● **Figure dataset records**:

_ _ _ _ _ _ _

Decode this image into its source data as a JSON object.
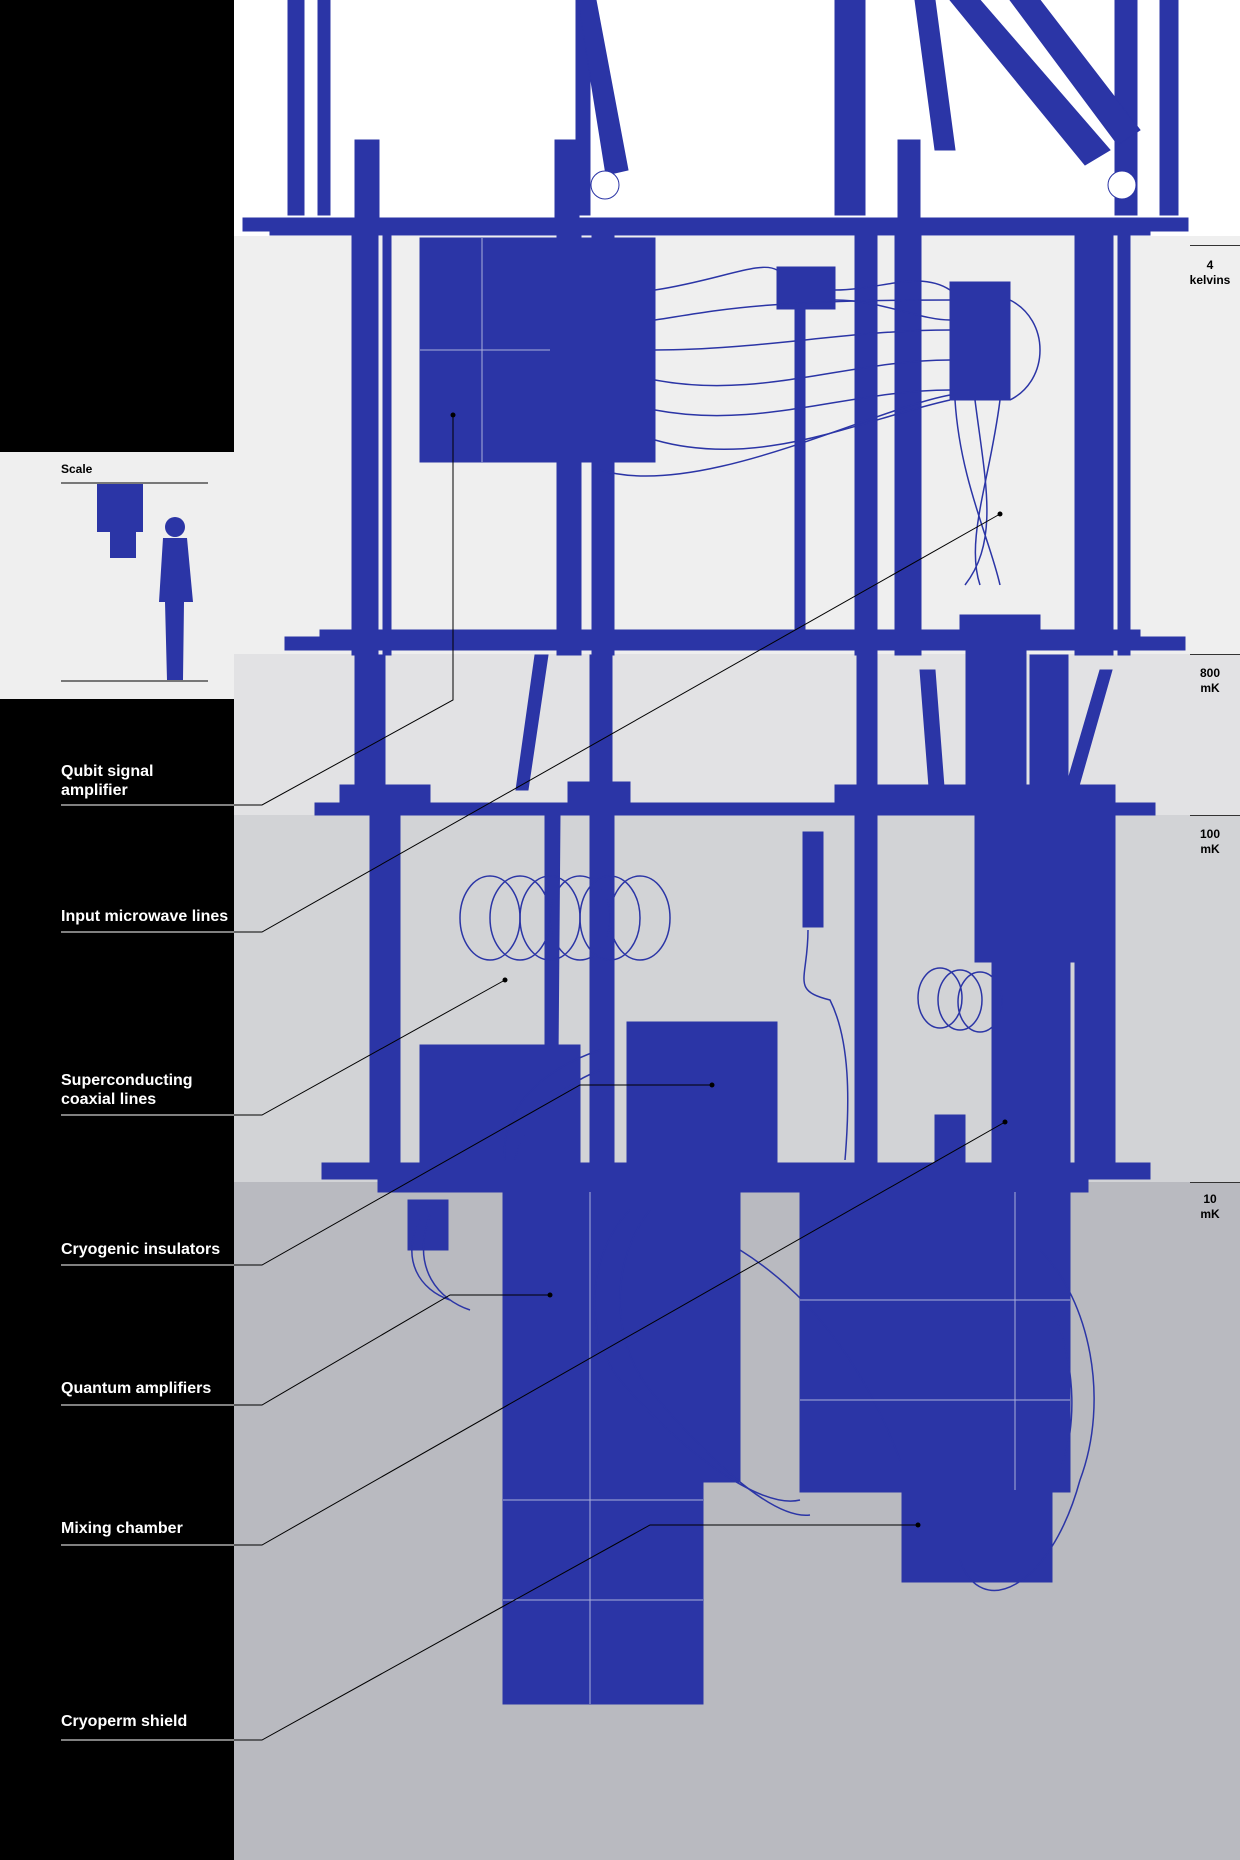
{
  "scale": {
    "title": "Scale"
  },
  "temperatures": [
    {
      "value": "4",
      "unit": "kelvins"
    },
    {
      "value": "800",
      "unit": "mK"
    },
    {
      "value": "100",
      "unit": "mK"
    },
    {
      "value": "10",
      "unit": "mK"
    }
  ],
  "labels": [
    {
      "text": "Qubit signal\namplifier"
    },
    {
      "text": "Input microwave lines"
    },
    {
      "text": "Superconducting\ncoaxial lines"
    },
    {
      "text": "Cryogenic insulators"
    },
    {
      "text": "Quantum amplifiers"
    },
    {
      "text": "Mixing chamber"
    },
    {
      "text": "Cryoperm shield"
    }
  ],
  "colors": {
    "structure": "#2b35a6",
    "sidebar": "#000000",
    "band_4k": "#efefef",
    "band_800mk": "#e2e2e4",
    "band_100mk": "#d2d3d6",
    "band_10mk": "#b9bac0"
  }
}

_ _ _ _ _ _ _

● **What the task asks**: Write out each entry exactly as given, but skip the pictures.

● **Full output**:
Decode this image into its source data as a JSON object.
{
  "scale": {
    "title": "Scale"
  },
  "temperatures": [
    {
      "value": "4",
      "unit": "kelvins"
    },
    {
      "value": "800",
      "unit": "mK"
    },
    {
      "value": "100",
      "unit": "mK"
    },
    {
      "value": "10",
      "unit": "mK"
    }
  ],
  "labels": [
    {
      "text": "Qubit signal\namplifier"
    },
    {
      "text": "Input microwave lines"
    },
    {
      "text": "Superconducting\ncoaxial lines"
    },
    {
      "text": "Cryogenic insulators"
    },
    {
      "text": "Quantum amplifiers"
    },
    {
      "text": "Mixing chamber"
    },
    {
      "text": "Cryoperm shield"
    }
  ],
  "colors": {
    "structure": "#2b35a6",
    "sidebar": "#000000",
    "band_4k": "#efefef",
    "band_800mk": "#e2e2e4",
    "band_100mk": "#d2d3d6",
    "band_10mk": "#b9bac0"
  }
}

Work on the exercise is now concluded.